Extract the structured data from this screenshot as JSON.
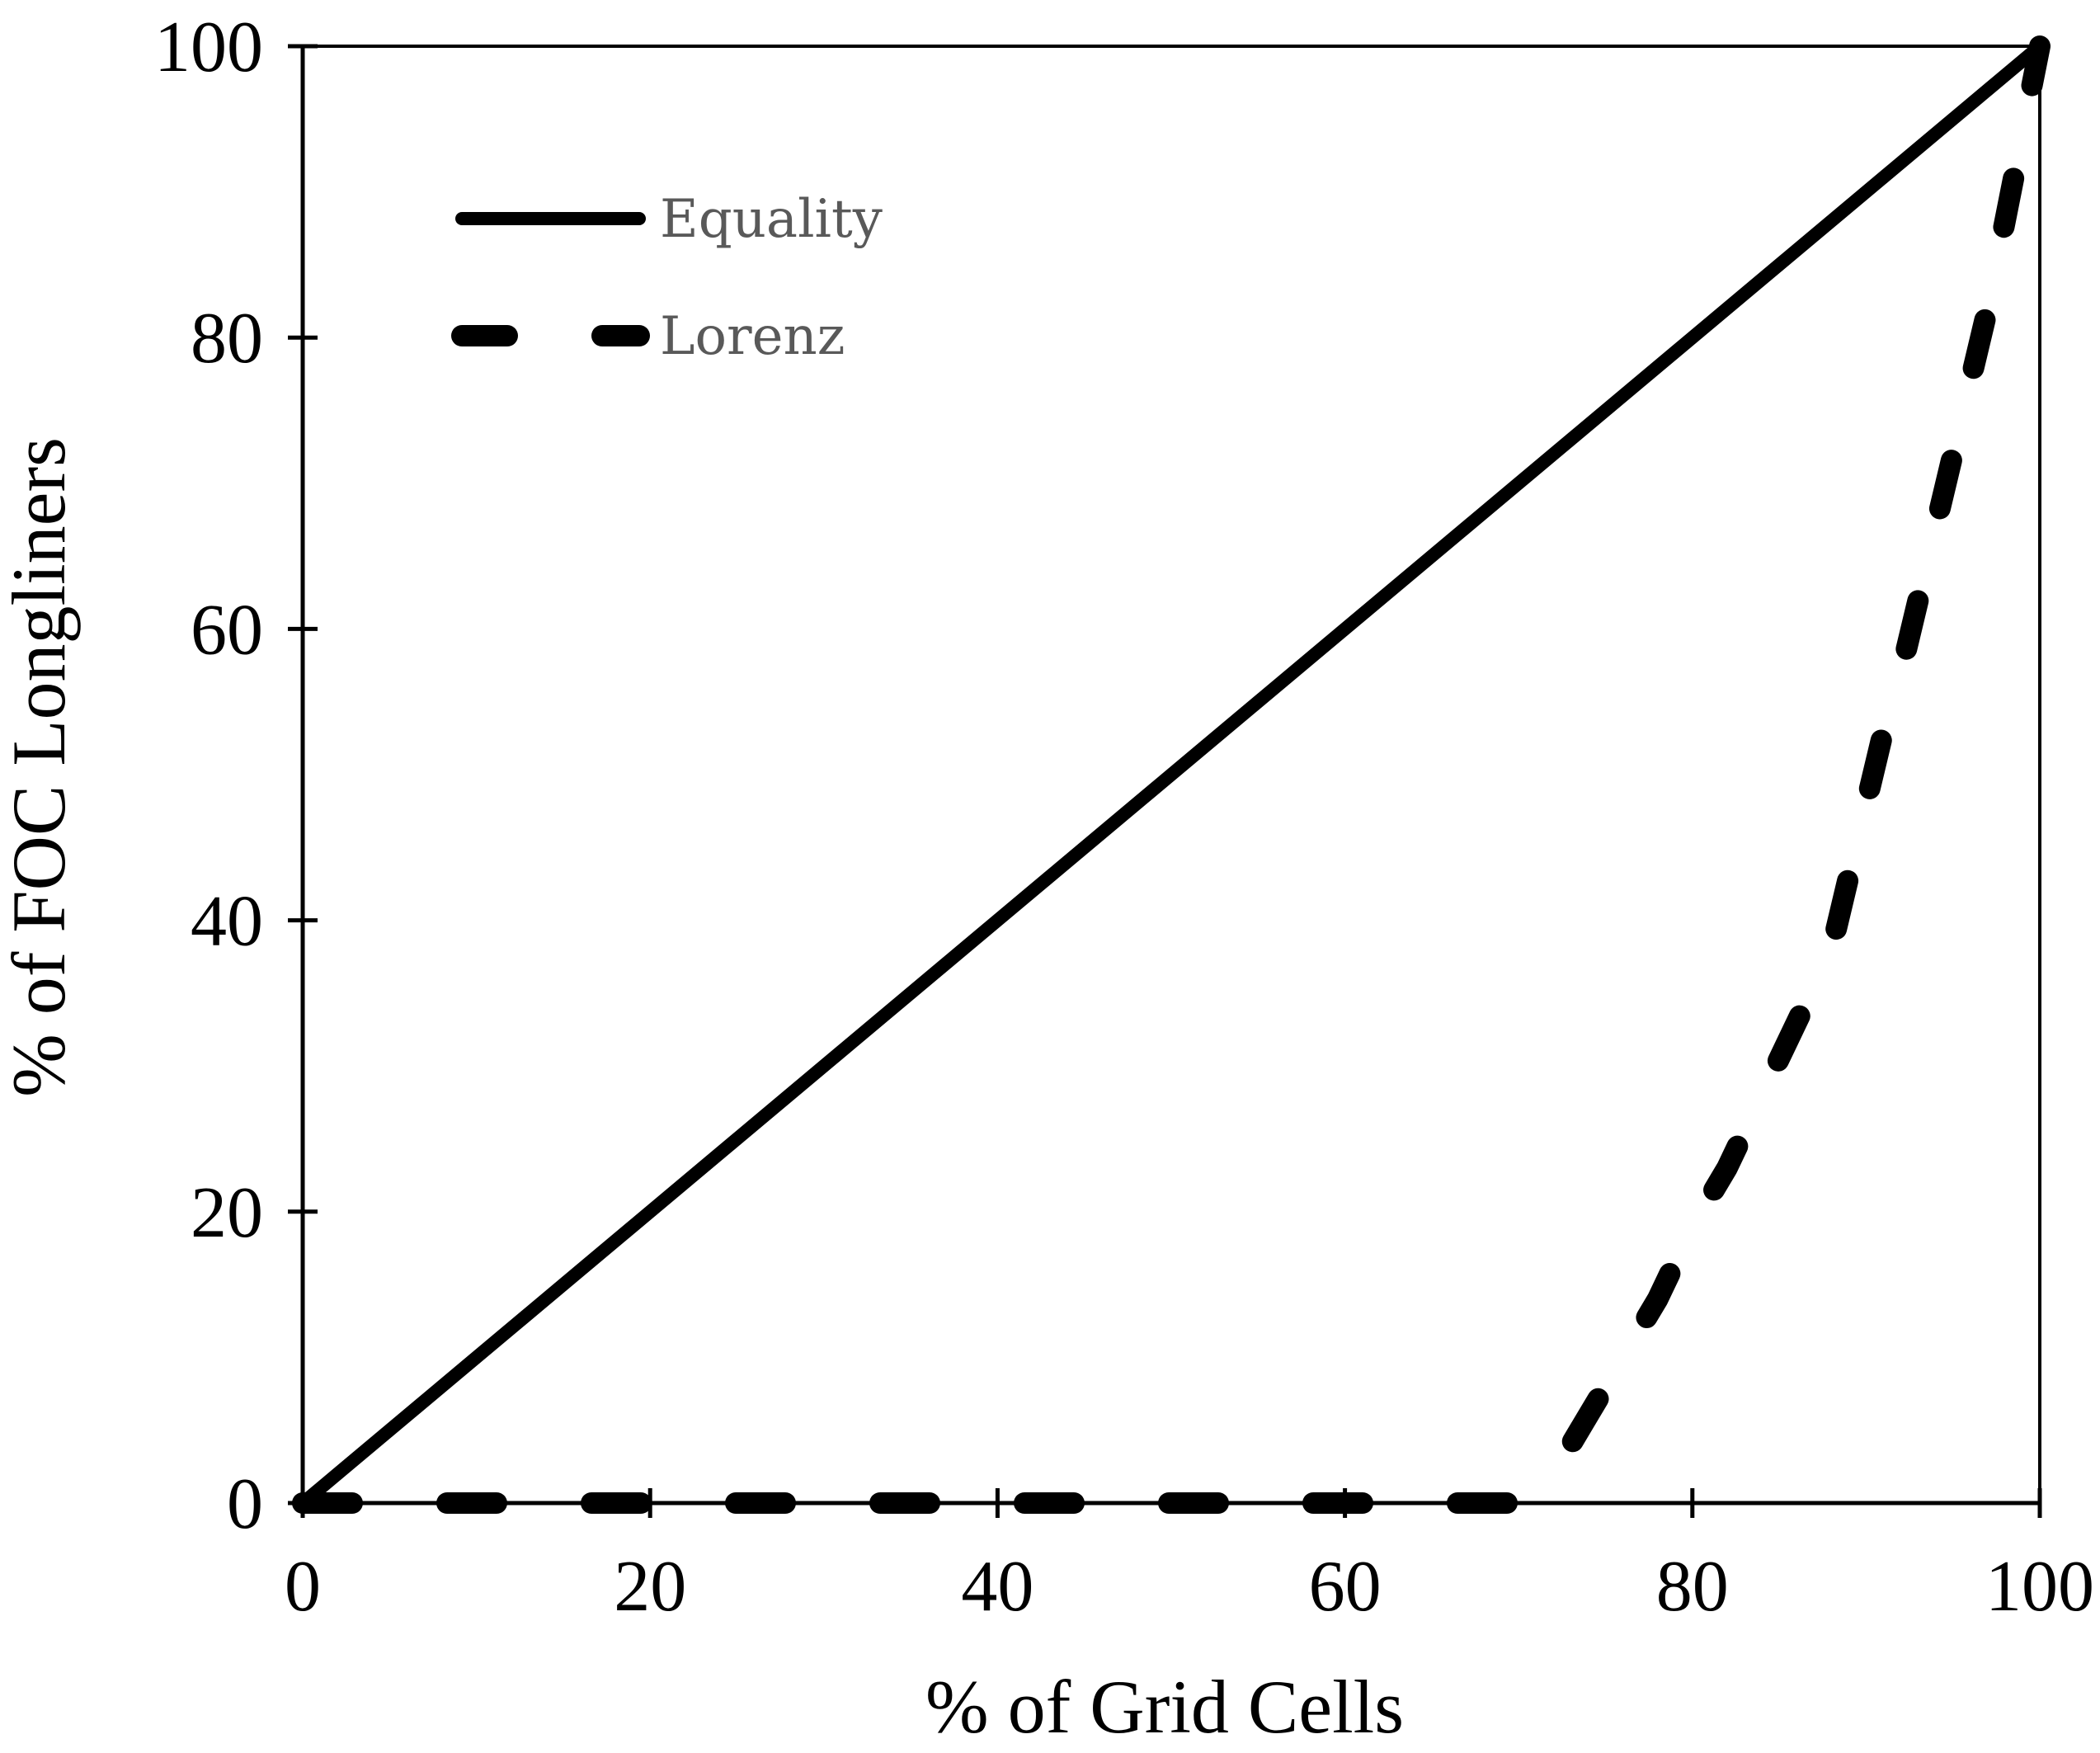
{
  "chart_data": {
    "type": "line",
    "title": "",
    "xlabel": "% of Grid Cells",
    "ylabel": "% of FOC Longliners",
    "xlim": [
      0,
      100
    ],
    "ylim": [
      0,
      100
    ],
    "x_ticks": [
      0,
      20,
      40,
      60,
      80,
      100
    ],
    "y_ticks": [
      0,
      20,
      40,
      60,
      80,
      100
    ],
    "x_tick_labels": [
      "0",
      "20",
      "40",
      "60",
      "80",
      "100"
    ],
    "y_tick_labels": [
      "0",
      "20",
      "40",
      "60",
      "80",
      "100"
    ],
    "grid": false,
    "legend_position": "top-left",
    "series": [
      {
        "name": "Equality",
        "style": "solid",
        "color": "#000000",
        "x": [
          0,
          100
        ],
        "y": [
          0,
          100
        ]
      },
      {
        "name": "Lorenz",
        "style": "dashed",
        "color": "#000000",
        "x": [
          0,
          10,
          20,
          30,
          40,
          50,
          60,
          70,
          72,
          74,
          76,
          78,
          80,
          82,
          84,
          86,
          88,
          89,
          90,
          91,
          92,
          93,
          94,
          95,
          96,
          97,
          98,
          99,
          100
        ],
        "y": [
          0,
          0,
          0,
          0,
          0,
          0,
          0,
          0,
          2,
          6,
          10,
          14,
          19,
          23,
          28,
          33,
          38,
          43,
          48,
          53,
          57,
          62,
          67,
          72,
          77,
          82,
          88,
          94,
          100
        ]
      }
    ]
  }
}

[AIM OF THE EXERCISE]:
Repeat the data exactly as given. Keep every picture out of the copy.

[RESULT]:
Extract the structured data from this screenshot as JSON.
{
  "chart_data": {
    "type": "line",
    "title": "",
    "xlabel": "% of Grid Cells",
    "ylabel": "% of FOC Longliners",
    "xlim": [
      0,
      100
    ],
    "ylim": [
      0,
      100
    ],
    "x_ticks": [
      0,
      20,
      40,
      60,
      80,
      100
    ],
    "y_ticks": [
      0,
      20,
      40,
      60,
      80,
      100
    ],
    "x_tick_labels": [
      "0",
      "20",
      "40",
      "60",
      "80",
      "100"
    ],
    "y_tick_labels": [
      "0",
      "20",
      "40",
      "60",
      "80",
      "100"
    ],
    "grid": false,
    "legend_position": "top-left",
    "series": [
      {
        "name": "Equality",
        "style": "solid",
        "color": "#000000",
        "x": [
          0,
          100
        ],
        "y": [
          0,
          100
        ]
      },
      {
        "name": "Lorenz",
        "style": "dashed",
        "color": "#000000",
        "x": [
          0,
          10,
          20,
          30,
          40,
          50,
          60,
          70,
          72,
          74,
          76,
          78,
          80,
          82,
          84,
          86,
          88,
          89,
          90,
          91,
          92,
          93,
          94,
          95,
          96,
          97,
          98,
          99,
          100
        ],
        "y": [
          0,
          0,
          0,
          0,
          0,
          0,
          0,
          0,
          2,
          6,
          10,
          14,
          19,
          23,
          28,
          33,
          38,
          43,
          48,
          53,
          57,
          62,
          67,
          72,
          77,
          82,
          88,
          94,
          100
        ]
      }
    ]
  }
}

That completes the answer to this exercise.